RECORDS SHOWN:
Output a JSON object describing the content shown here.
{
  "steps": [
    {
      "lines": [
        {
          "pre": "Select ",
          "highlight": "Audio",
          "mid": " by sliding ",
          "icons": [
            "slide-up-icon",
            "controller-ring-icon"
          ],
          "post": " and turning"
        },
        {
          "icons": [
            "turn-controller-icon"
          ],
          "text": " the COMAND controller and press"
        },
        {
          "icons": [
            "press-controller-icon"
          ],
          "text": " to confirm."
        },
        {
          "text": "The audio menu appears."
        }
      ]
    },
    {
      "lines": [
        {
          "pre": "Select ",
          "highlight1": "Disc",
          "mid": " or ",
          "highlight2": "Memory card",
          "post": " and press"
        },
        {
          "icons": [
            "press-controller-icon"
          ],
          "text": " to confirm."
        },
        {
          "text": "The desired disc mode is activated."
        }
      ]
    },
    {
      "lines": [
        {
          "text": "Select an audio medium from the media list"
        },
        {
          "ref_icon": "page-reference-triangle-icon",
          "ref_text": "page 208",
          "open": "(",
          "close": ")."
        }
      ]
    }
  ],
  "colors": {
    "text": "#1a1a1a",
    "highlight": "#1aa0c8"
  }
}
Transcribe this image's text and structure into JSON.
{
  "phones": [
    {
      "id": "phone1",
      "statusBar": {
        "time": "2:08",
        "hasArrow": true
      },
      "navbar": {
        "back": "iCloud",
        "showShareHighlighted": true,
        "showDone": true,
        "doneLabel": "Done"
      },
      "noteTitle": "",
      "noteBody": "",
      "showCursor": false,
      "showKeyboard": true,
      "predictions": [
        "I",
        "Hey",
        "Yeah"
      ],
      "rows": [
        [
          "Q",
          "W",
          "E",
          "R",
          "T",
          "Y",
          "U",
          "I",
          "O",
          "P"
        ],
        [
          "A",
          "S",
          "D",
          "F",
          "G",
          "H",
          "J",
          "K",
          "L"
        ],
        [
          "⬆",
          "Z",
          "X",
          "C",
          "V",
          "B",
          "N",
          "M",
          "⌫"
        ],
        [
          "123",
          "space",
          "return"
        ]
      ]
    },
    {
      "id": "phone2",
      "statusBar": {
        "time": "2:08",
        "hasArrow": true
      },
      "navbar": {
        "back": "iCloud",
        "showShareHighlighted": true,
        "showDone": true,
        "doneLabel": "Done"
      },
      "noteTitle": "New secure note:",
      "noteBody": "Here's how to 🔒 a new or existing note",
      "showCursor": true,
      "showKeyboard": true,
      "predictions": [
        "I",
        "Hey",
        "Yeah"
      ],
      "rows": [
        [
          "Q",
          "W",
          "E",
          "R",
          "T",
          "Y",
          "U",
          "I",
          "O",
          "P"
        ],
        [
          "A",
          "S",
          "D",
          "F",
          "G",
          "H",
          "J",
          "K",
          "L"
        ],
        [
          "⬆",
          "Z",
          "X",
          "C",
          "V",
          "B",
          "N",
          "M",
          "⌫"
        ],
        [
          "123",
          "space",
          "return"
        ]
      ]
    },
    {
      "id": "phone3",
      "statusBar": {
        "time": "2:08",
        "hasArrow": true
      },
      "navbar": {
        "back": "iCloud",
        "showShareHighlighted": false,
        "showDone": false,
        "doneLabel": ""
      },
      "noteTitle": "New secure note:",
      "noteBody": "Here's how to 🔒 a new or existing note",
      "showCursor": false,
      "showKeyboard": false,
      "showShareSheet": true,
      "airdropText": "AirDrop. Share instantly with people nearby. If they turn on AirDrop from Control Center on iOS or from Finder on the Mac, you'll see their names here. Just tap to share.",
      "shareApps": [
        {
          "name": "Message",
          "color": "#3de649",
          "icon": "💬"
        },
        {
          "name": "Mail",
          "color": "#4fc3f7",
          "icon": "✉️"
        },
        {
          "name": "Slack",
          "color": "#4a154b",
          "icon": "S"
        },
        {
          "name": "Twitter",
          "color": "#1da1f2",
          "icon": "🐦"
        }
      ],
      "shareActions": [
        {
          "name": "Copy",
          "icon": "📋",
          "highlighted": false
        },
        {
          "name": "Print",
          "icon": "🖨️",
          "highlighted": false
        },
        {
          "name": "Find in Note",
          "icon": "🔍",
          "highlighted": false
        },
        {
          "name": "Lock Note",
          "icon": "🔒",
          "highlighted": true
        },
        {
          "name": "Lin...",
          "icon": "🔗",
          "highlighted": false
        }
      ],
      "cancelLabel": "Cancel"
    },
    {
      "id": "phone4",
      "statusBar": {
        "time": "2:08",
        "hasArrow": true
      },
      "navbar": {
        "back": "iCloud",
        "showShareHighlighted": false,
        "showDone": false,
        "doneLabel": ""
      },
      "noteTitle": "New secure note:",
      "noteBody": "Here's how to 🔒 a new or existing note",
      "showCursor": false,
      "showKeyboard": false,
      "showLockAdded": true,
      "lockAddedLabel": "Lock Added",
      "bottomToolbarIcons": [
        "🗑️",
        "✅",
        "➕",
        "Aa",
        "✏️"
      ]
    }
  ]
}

WHAT TO DO:
Transcribe the full listing above without leaving anything out.

OUTPUT FOR THIS EXERCISE:
Output a JSON object describing the content shown here.
{
  "steps": [
    {
      "lines": [
        {
          "pre": "Select ",
          "highlight": "Audio",
          "mid": " by sliding ",
          "icons": [
            "slide-up-icon",
            "controller-ring-icon"
          ],
          "post": " and turning"
        },
        {
          "icons": [
            "turn-controller-icon"
          ],
          "text": " the COMAND controller and press"
        },
        {
          "icons": [
            "press-controller-icon"
          ],
          "text": " to confirm."
        },
        {
          "text": "The audio menu appears."
        }
      ]
    },
    {
      "lines": [
        {
          "pre": "Select ",
          "highlight1": "Disc",
          "mid": " or ",
          "highlight2": "Memory card",
          "post": " and press"
        },
        {
          "icons": [
            "press-controller-icon"
          ],
          "text": " to confirm."
        },
        {
          "text": "The desired disc mode is activated."
        }
      ]
    },
    {
      "lines": [
        {
          "text": "Select an audio medium from the media list"
        },
        {
          "ref_icon": "page-reference-triangle-icon",
          "ref_text": "page 208",
          "open": "(",
          "close": ")."
        }
      ]
    }
  ],
  "colors": {
    "text": "#1a1a1a",
    "highlight": "#1aa0c8"
  }
}
Transcribe this image's text and structure into JSON.
{
  "phones": [
    {
      "id": "phone1",
      "statusBar": {
        "time": "2:08",
        "hasArrow": true
      },
      "navbar": {
        "back": "iCloud",
        "showShareHighlighted": true,
        "showDone": true,
        "doneLabel": "Done"
      },
      "noteTitle": "",
      "noteBody": "",
      "showCursor": false,
      "showKeyboard": true,
      "predictions": [
        "I",
        "Hey",
        "Yeah"
      ],
      "rows": [
        [
          "Q",
          "W",
          "E",
          "R",
          "T",
          "Y",
          "U",
          "I",
          "O",
          "P"
        ],
        [
          "A",
          "S",
          "D",
          "F",
          "G",
          "H",
          "J",
          "K",
          "L"
        ],
        [
          "⬆",
          "Z",
          "X",
          "C",
          "V",
          "B",
          "N",
          "M",
          "⌫"
        ],
        [
          "123",
          "space",
          "return"
        ]
      ]
    },
    {
      "id": "phone2",
      "statusBar": {
        "time": "2:08",
        "hasArrow": true
      },
      "navbar": {
        "back": "iCloud",
        "showShareHighlighted": true,
        "showDone": true,
        "doneLabel": "Done"
      },
      "noteTitle": "New secure note:",
      "noteBody": "Here's how to 🔒 a new or existing note",
      "showCursor": true,
      "showKeyboard": true,
      "predictions": [
        "I",
        "Hey",
        "Yeah"
      ],
      "rows": [
        [
          "Q",
          "W",
          "E",
          "R",
          "T",
          "Y",
          "U",
          "I",
          "O",
          "P"
        ],
        [
          "A",
          "S",
          "D",
          "F",
          "G",
          "H",
          "J",
          "K",
          "L"
        ],
        [
          "⬆",
          "Z",
          "X",
          "C",
          "V",
          "B",
          "N",
          "M",
          "⌫"
        ],
        [
          "123",
          "space",
          "return"
        ]
      ]
    },
    {
      "id": "phone3",
      "statusBar": {
        "time": "2:08",
        "hasArrow": true
      },
      "navbar": {
        "back": "iCloud",
        "showShareHighlighted": false,
        "showDone": false,
        "doneLabel": ""
      },
      "noteTitle": "New secure note:",
      "noteBody": "Here's how to 🔒 a new or existing note",
      "showCursor": false,
      "showKeyboard": false,
      "showShareSheet": true,
      "airdropText": "AirDrop. Share instantly with people nearby. If they turn on AirDrop from Control Center on iOS or from Finder on the Mac, you'll see their names here. Just tap to share.",
      "shareApps": [
        {
          "name": "Message",
          "color": "#3de649",
          "icon": "💬"
        },
        {
          "name": "Mail",
          "color": "#4fc3f7",
          "icon": "✉️"
        },
        {
          "name": "Slack",
          "color": "#4a154b",
          "icon": "S"
        },
        {
          "name": "Twitter",
          "color": "#1da1f2",
          "icon": "🐦"
        }
      ],
      "shareActions": [
        {
          "name": "Copy",
          "icon": "📋",
          "highlighted": false
        },
        {
          "name": "Print",
          "icon": "🖨️",
          "highlighted": false
        },
        {
          "name": "Find in Note",
          "icon": "🔍",
          "highlighted": false
        },
        {
          "name": "Lock Note",
          "icon": "🔒",
          "highlighted": true
        },
        {
          "name": "Lin...",
          "icon": "🔗",
          "highlighted": false
        }
      ],
      "cancelLabel": "Cancel"
    },
    {
      "id": "phone4",
      "statusBar": {
        "time": "2:08",
        "hasArrow": true
      },
      "navbar": {
        "back": "iCloud",
        "showShareHighlighted": false,
        "showDone": false,
        "doneLabel": ""
      },
      "noteTitle": "New secure note:",
      "noteBody": "Here's how to 🔒 a new or existing note",
      "showCursor": false,
      "showKeyboard": false,
      "showLockAdded": true,
      "lockAddedLabel": "Lock Added",
      "bottomToolbarIcons": [
        "🗑️",
        "✅",
        "➕",
        "Aa",
        "✏️"
      ]
    }
  ]
}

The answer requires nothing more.